## PROBLEM STATEMENT
Without the pictures, copy the entries below word for word.

[Records from a collection of figures]
◆ ◆ ◆ ◆ ◆

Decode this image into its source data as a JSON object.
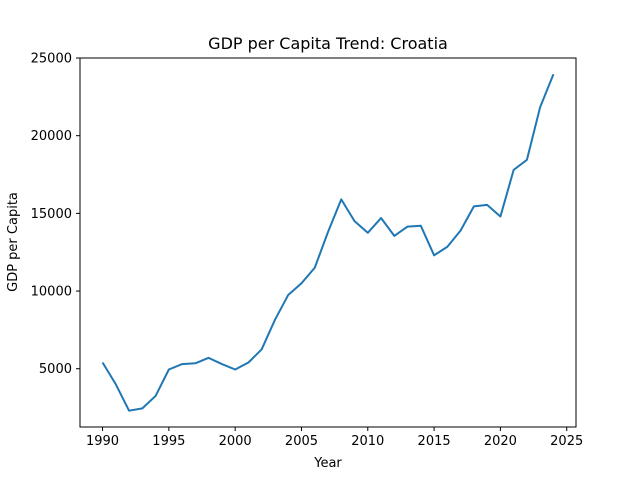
{
  "chart_data": {
    "type": "line",
    "title": "GDP per Capita Trend: Croatia",
    "xlabel": "Year",
    "ylabel": "GDP per Capita",
    "xlim": [
      1988.3,
      2025.7
    ],
    "ylim": [
      1250,
      25000
    ],
    "xticks": [
      1990,
      1995,
      2000,
      2005,
      2010,
      2015,
      2020,
      2025
    ],
    "yticks": [
      5000,
      10000,
      15000,
      20000,
      25000
    ],
    "grid": false,
    "series_color": "#1f77b4",
    "series": [
      {
        "x": [
          1990,
          1991,
          1992,
          1993,
          1994,
          1995,
          1996,
          1997,
          1998,
          1999,
          2000,
          2001,
          2002,
          2003,
          2004,
          2005,
          2006,
          2007,
          2008,
          2009,
          2010,
          2011,
          2012,
          2013,
          2014,
          2015,
          2016,
          2017,
          2018,
          2019,
          2020,
          2021,
          2022,
          2023,
          2024
        ],
        "values": [
          5400,
          4000,
          2300,
          2450,
          3250,
          4950,
          5300,
          5350,
          5700,
          5300,
          4950,
          5400,
          6250,
          8150,
          9750,
          10500,
          11500,
          13800,
          15900,
          14500,
          13750,
          14700,
          13550,
          14150,
          14200,
          12300,
          12850,
          13900,
          15450,
          15550,
          14800,
          17800,
          18450,
          21850,
          23950
        ]
      }
    ]
  }
}
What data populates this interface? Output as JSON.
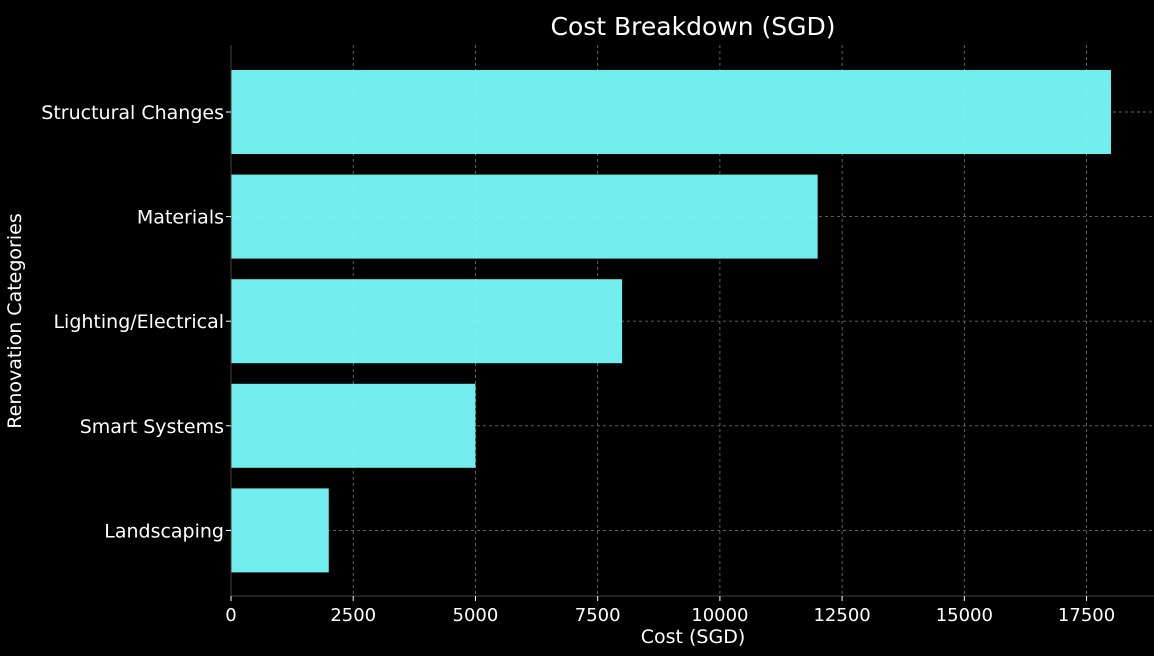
{
  "chart_data": {
    "type": "bar",
    "orientation": "horizontal",
    "title": "Cost Breakdown (SGD)",
    "xlabel": "Cost (SGD)",
    "ylabel": "Renovation Categories",
    "categories": [
      "Structural Changes",
      "Materials",
      "Lighting/Electrical",
      "Smart Systems",
      "Landscaping"
    ],
    "values": [
      18000,
      12000,
      8000,
      5000,
      2000
    ],
    "xlim": [
      0,
      18900
    ],
    "xticks": [
      0,
      2500,
      5000,
      7500,
      10000,
      12500,
      15000,
      17500
    ],
    "grid": true,
    "legend": "none"
  },
  "colors": {
    "background": "#000000",
    "bar": "#7affff",
    "grid": "#6a6a6a",
    "text": "#ffffff",
    "axis": "#444444"
  }
}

◆ ◆ ◆ ◆ ◆

## RESPONSE TO THE EXERCISE
Decode this image into its source data as a JSON object.
{
  "chart_data": {
    "type": "line",
    "title": "GDP per Capita Trend: Croatia",
    "xlabel": "Year",
    "ylabel": "GDP per Capita",
    "xlim": [
      1988.3,
      2025.7
    ],
    "ylim": [
      1250,
      25000
    ],
    "xticks": [
      1990,
      1995,
      2000,
      2005,
      2010,
      2015,
      2020,
      2025
    ],
    "yticks": [
      5000,
      10000,
      15000,
      20000,
      25000
    ],
    "grid": false,
    "series_color": "#1f77b4",
    "series": [
      {
        "x": [
          1990,
          1991,
          1992,
          1993,
          1994,
          1995,
          1996,
          1997,
          1998,
          1999,
          2000,
          2001,
          2002,
          2003,
          2004,
          2005,
          2006,
          2007,
          2008,
          2009,
          2010,
          2011,
          2012,
          2013,
          2014,
          2015,
          2016,
          2017,
          2018,
          2019,
          2020,
          2021,
          2022,
          2023,
          2024
        ],
        "values": [
          5400,
          4000,
          2300,
          2450,
          3250,
          4950,
          5300,
          5350,
          5700,
          5300,
          4950,
          5400,
          6250,
          8150,
          9750,
          10500,
          11500,
          13800,
          15900,
          14500,
          13750,
          14700,
          13550,
          14150,
          14200,
          12300,
          12850,
          13900,
          15450,
          15550,
          14800,
          17800,
          18450,
          21850,
          23950
        ]
      }
    ]
  }
}
What data populates this interface? Output as JSON.
{
  "chart_data": {
    "type": "bar",
    "orientation": "horizontal",
    "title": "Cost Breakdown (SGD)",
    "xlabel": "Cost (SGD)",
    "ylabel": "Renovation Categories",
    "categories": [
      "Structural Changes",
      "Materials",
      "Lighting/Electrical",
      "Smart Systems",
      "Landscaping"
    ],
    "values": [
      18000,
      12000,
      8000,
      5000,
      2000
    ],
    "xlim": [
      0,
      18900
    ],
    "xticks": [
      0,
      2500,
      5000,
      7500,
      10000,
      12500,
      15000,
      17500
    ],
    "grid": true,
    "legend": "none"
  },
  "colors": {
    "background": "#000000",
    "bar": "#7affff",
    "grid": "#6a6a6a",
    "text": "#ffffff",
    "axis": "#444444"
  }
}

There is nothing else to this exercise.